■ **EXERCISE BRIEF**: Word for word, copy every line of the data.

■ **SOURCE INFORMATION**:
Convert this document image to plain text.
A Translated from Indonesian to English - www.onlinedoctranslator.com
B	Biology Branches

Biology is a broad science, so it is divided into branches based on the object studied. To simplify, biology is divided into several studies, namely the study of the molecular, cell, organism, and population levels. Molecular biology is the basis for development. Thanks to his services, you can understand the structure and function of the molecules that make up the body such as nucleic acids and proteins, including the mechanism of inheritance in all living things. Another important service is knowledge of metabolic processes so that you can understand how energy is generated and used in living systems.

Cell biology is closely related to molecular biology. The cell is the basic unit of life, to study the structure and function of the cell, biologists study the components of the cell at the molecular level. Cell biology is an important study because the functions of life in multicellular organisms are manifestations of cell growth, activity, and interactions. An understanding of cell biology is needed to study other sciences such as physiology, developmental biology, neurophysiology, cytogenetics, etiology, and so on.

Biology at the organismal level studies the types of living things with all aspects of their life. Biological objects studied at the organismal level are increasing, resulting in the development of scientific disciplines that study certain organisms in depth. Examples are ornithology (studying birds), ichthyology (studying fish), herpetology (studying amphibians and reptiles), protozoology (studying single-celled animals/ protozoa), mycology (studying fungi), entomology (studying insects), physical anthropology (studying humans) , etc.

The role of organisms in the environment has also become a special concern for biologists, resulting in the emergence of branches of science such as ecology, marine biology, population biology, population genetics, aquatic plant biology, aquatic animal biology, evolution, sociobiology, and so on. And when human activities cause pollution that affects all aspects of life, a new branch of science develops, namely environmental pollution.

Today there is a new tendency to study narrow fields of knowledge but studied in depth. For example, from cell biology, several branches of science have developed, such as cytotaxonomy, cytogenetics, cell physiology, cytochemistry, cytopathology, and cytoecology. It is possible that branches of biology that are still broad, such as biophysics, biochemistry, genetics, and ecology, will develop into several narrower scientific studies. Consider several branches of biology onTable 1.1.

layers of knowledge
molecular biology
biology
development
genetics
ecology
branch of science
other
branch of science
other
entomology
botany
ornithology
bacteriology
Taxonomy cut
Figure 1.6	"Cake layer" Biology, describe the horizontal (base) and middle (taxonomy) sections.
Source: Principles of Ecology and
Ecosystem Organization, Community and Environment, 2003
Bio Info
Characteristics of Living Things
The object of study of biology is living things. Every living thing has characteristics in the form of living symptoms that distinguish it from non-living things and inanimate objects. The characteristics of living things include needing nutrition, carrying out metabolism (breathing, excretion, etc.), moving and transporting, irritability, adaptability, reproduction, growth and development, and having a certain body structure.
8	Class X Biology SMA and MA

■ **SOLUTION TO THIS EXERCISE**:
Convert this document image to plain text.
A Translated from Indonesian to English - www.onlinedoctranslator.com
B	Biology Branches

Biology is a broad science, so it is divided into branches based on the object studied. To simplify, biology is divided into several studies, namely the study of the molecular, cell, organism, and population levels. Molecular biology is the basis for development. Thanks to his services, you can understand the structure and function of the molecules that make up the body such as nucleic acids and proteins, including the mechanism of inheritance in all living things. Another important service is knowledge of metabolic processes so that you can understand how energy is generated and used in living systems.

Cell biology is closely related to molecular biology. The cell is the basic unit of life, to study the structure and function of the cell, biologists study the components of the cell at the molecular level. Cell biology is an important study because the functions of life in multicellular organisms are manifestations of cell growth, activity, and interactions. An understanding of cell biology is needed to study other sciences such as physiology, developmental biology, neurophysiology, cytogenetics, etiology, and so on.

Biology at the organismal level studies the types of living things with all aspects of their life. Biological objects studied at the organismal level are increasing, resulting in the development of scientific disciplines that study certain organisms in depth. Examples are ornithology (studying birds), ichthyology (studying fish), herpetology (studying amphibians and reptiles), protozoology (studying single-celled animals/ protozoa), mycology (studying fungi), entomology (studying insects), physical anthropology (studying humans) , etc.

The role of organisms in the environment has also become a special concern for biologists, resulting in the emergence of branches of science such as ecology, marine biology, population biology, population genetics, aquatic plant biology, aquatic animal biology, evolution, sociobiology, and so on. And when human activities cause pollution that affects all aspects of life, a new branch of science develops, namely environmental pollution.

Today there is a new tendency to study narrow fields of knowledge but studied in depth. For example, from cell biology, several branches of science have developed, such as cytotaxonomy, cytogenetics, cell physiology, cytochemistry, cytopathology, and cytoecology. It is possible that branches of biology that are still broad, such as biophysics, biochemistry, genetics, and ecology, will develop into several narrower scientific studies. Consider several branches of biology onTable 1.1.

layers of knowledge
molecular biology
biology
development
genetics
ecology
branch of science
other
branch of science
other
entomology
botany
ornithology
bacteriology
Taxonomy cut
Figure 1.6	"Cake layer" Biology, describe the horizontal (base) and middle (taxonomy) sections.
Source: Principles of Ecology and
Ecosystem Organization, Community and Environment, 2003
Bio Info
Characteristics of Living Things
The object of study of biology is living things. Every living thing has characteristics in the form of living symptoms that distinguish it from non-living things and inanimate objects. The characteristics of living things include needing nutrition, carrying out metabolism (breathing, excretion, etc.), moving and transporting, irritability, adaptability, reproduction, growth and development, and having a certain body structure.
8	Class X Biology SMA and MA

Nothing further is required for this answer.